*Ausgewählter Auszug*
Aktualisiert 20.04.2016 18:33

Legalisierung

Kiffer-Freunde planen eine neue Hanf-Initiative

Der Verein Legalize it! will die Legalisierung von Cannabis vor das Volk bringen. Konsum und Anbau für den Eigengebrauch sollen straffrei werden.

von
daw
«Ob man für legales Kiffen ist, ist keine Frage von rechts oder links»: Eine Frau zündet sich einen Joint an (Symbolbild).

«Ob man für legales Kiffen ist, ist keine Frage von rechts oder links»: Eine Frau zündet sich einen Joint an (Symbolbild).

Reuters/Albeiro Lopera

Während etwa der US-Bundesstaat Colorado oder Uruguay Cannabis legalisiert haben, hinkt die Schweiz nach Ansicht des Vereins Legalize it! dem weltweiten Trend hinterher. Mediensprecher Nino Forrer sagt: «In der Schweiz werden rechtschaffene Bürger als Kriminelle stigmatisiert, nur weil sie am Wochenende einen Joint rauchen.»

*Ausgelesene Angaben*
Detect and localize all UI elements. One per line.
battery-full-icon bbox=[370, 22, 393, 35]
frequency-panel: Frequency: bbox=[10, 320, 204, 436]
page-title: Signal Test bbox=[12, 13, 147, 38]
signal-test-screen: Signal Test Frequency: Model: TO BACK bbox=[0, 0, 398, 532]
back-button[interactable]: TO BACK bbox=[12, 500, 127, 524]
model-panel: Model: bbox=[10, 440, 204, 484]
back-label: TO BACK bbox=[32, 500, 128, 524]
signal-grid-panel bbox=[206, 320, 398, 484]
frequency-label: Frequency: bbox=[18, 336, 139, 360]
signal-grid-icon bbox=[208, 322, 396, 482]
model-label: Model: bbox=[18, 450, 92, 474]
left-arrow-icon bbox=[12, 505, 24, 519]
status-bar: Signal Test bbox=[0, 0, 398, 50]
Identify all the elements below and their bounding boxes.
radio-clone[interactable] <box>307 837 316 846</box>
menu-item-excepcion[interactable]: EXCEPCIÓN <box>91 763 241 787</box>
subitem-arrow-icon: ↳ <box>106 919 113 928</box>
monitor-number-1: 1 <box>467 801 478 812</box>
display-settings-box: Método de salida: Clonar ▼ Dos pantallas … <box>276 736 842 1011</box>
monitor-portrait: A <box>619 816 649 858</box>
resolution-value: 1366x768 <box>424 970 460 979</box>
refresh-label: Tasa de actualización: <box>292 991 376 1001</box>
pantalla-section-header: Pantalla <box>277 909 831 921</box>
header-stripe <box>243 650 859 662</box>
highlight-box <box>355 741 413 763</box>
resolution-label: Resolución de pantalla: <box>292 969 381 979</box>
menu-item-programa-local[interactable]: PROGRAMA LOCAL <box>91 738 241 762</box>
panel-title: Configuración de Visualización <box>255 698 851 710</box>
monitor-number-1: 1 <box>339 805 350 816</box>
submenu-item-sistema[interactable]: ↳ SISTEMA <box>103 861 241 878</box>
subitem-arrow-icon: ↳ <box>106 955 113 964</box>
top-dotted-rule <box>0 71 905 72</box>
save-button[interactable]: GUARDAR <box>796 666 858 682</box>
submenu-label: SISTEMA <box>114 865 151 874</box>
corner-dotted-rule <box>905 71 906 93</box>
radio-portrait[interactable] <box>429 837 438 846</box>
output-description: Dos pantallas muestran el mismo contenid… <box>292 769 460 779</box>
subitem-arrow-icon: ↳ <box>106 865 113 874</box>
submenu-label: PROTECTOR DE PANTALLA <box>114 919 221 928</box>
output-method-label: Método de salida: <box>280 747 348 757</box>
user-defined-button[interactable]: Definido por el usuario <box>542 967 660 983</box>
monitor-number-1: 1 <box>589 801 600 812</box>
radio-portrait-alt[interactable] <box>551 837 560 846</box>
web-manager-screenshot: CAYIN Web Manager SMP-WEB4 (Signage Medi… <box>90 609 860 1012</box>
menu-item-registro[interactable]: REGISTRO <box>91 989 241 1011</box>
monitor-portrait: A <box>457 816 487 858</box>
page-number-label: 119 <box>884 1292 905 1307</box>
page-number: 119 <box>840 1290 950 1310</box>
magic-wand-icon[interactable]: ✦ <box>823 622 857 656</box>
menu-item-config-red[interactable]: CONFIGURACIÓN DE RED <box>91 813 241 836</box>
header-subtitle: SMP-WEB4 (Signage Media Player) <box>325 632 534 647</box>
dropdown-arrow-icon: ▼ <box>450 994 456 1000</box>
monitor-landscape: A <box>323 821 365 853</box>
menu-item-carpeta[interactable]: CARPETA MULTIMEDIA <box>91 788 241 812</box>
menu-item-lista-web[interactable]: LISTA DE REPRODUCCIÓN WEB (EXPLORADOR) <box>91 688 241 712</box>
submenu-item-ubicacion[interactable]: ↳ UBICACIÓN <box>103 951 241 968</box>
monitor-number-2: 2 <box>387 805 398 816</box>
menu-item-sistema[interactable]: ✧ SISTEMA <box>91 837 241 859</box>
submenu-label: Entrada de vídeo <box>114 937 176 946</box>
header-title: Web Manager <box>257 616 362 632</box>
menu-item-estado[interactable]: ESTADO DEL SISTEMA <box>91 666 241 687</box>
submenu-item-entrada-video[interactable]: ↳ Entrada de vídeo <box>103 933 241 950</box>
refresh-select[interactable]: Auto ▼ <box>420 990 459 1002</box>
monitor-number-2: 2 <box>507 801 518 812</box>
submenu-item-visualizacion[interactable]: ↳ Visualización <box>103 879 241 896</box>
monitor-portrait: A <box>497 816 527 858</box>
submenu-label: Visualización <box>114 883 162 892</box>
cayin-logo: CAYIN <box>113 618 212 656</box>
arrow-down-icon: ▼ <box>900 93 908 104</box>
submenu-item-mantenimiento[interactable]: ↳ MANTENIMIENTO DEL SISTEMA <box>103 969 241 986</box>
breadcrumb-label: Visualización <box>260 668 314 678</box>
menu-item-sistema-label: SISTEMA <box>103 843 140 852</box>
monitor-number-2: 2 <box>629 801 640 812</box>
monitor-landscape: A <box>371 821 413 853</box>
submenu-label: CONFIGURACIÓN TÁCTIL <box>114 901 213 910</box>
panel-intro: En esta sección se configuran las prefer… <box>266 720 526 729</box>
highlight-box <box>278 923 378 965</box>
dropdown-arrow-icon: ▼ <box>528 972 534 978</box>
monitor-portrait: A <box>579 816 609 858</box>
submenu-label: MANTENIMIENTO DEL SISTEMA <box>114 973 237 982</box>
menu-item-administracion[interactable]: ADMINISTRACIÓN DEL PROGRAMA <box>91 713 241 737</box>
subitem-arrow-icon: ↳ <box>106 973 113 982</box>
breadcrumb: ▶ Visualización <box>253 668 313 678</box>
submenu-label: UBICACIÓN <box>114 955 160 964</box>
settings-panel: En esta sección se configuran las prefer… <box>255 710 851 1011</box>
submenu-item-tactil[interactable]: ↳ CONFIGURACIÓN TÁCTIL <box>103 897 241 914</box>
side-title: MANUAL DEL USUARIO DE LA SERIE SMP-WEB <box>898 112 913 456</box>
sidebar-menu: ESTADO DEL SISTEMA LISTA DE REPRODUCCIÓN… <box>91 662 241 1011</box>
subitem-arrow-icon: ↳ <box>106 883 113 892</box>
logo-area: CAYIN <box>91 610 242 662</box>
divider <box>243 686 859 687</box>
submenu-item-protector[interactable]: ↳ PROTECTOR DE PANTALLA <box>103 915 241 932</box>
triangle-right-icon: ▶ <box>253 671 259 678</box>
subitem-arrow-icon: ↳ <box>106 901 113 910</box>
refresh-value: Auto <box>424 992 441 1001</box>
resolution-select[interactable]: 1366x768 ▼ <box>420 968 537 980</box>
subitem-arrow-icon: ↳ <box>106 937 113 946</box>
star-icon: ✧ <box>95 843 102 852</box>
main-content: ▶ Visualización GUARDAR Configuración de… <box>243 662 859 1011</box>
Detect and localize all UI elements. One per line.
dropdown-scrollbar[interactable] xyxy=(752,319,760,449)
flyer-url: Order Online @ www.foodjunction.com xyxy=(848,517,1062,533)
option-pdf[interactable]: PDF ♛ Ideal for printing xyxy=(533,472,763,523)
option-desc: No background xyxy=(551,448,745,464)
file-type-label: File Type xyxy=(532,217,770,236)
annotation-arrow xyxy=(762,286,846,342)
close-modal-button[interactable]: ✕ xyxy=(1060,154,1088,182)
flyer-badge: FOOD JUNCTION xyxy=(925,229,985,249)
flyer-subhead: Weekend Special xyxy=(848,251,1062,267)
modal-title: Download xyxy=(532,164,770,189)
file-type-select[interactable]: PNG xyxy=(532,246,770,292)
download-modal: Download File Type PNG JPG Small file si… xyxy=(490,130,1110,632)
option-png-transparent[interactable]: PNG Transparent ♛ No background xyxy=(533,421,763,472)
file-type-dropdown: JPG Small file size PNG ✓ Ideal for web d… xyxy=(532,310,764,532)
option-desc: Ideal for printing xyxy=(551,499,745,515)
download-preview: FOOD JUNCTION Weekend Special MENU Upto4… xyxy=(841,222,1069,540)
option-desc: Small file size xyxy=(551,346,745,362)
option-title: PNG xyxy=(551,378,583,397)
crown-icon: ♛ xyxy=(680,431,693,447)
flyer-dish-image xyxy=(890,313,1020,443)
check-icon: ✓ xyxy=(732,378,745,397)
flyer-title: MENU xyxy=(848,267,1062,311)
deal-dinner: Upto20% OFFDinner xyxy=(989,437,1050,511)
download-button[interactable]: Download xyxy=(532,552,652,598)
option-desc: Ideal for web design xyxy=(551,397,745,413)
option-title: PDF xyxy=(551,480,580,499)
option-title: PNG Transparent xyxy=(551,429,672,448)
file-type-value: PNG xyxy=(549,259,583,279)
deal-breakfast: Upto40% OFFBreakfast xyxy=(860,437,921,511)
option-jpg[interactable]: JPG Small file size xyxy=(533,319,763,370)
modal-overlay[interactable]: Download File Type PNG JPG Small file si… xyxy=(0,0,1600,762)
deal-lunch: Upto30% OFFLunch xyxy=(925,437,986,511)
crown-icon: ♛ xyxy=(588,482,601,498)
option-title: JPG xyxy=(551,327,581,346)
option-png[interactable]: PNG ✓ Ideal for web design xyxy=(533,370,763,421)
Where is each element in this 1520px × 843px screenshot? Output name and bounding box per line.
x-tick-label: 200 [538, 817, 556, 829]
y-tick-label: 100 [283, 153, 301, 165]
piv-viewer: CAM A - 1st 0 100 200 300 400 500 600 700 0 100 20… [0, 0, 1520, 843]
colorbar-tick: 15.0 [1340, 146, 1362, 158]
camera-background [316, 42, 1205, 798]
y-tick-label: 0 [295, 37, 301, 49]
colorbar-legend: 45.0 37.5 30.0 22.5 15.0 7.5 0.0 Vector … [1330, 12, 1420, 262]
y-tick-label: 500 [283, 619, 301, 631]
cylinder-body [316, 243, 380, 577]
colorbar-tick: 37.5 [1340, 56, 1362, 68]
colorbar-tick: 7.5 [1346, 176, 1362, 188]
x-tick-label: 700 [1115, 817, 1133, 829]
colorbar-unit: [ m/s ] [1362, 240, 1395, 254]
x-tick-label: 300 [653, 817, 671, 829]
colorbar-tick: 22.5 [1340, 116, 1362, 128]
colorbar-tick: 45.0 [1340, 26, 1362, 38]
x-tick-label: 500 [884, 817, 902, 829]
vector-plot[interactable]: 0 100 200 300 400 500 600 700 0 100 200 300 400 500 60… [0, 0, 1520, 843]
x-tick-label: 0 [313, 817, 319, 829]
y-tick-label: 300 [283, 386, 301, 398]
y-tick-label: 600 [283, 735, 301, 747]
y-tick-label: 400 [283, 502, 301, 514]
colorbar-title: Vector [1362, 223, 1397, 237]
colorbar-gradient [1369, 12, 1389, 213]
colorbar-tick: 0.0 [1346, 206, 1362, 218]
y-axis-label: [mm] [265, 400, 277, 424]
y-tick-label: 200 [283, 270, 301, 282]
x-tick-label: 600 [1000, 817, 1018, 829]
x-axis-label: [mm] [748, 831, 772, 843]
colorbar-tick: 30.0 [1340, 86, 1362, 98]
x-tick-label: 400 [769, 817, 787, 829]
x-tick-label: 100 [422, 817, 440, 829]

*Aufgaben*
(a) Fassen Sie den Artikel über die Hanf-Initiative in zwei Sätzen zusammen.
(b) Nennen Sie alle geografischen Namen, die im Artikel über die Hanf-Initiative vorkommen.
(c) Geben Sie den Artikel über die Hanf-Initiative von „Aktualisiert 20.04.2016 18:33“ bis „sollen straffrei werden.“ wortgetreu wieder.
Das Material steht in keinem Zusammenhang mit dem Artikel.

*Lösungen*
(a) Der Verein Legalize it! will die Legalisierung von Cannabis vor das Volk bringen, wobei Konsum und Anbau für den Eigengebrauch straffrei werden sollen. Nach Ansicht des Vereins hinkt die Schweiz dem weltweiten Trend hinterher, während etwa der US-Bundesstaat Colorado oder Uruguay Cannabis legalisiert haben.

(b) US (in „US-Bundesstaat“), Colorado, Uruguay, Schweiz

(c)
Aktualisiert 20.04.2016 18:33

Legalisierung

Kiffer-Freunde planen eine neue Hanf-Initiative

Der Verein Legalize it! will die Legalisierung von Cannabis vor das Volk bringen. Konsum und Anbau für den Eigengebrauch sollen straffrei werden.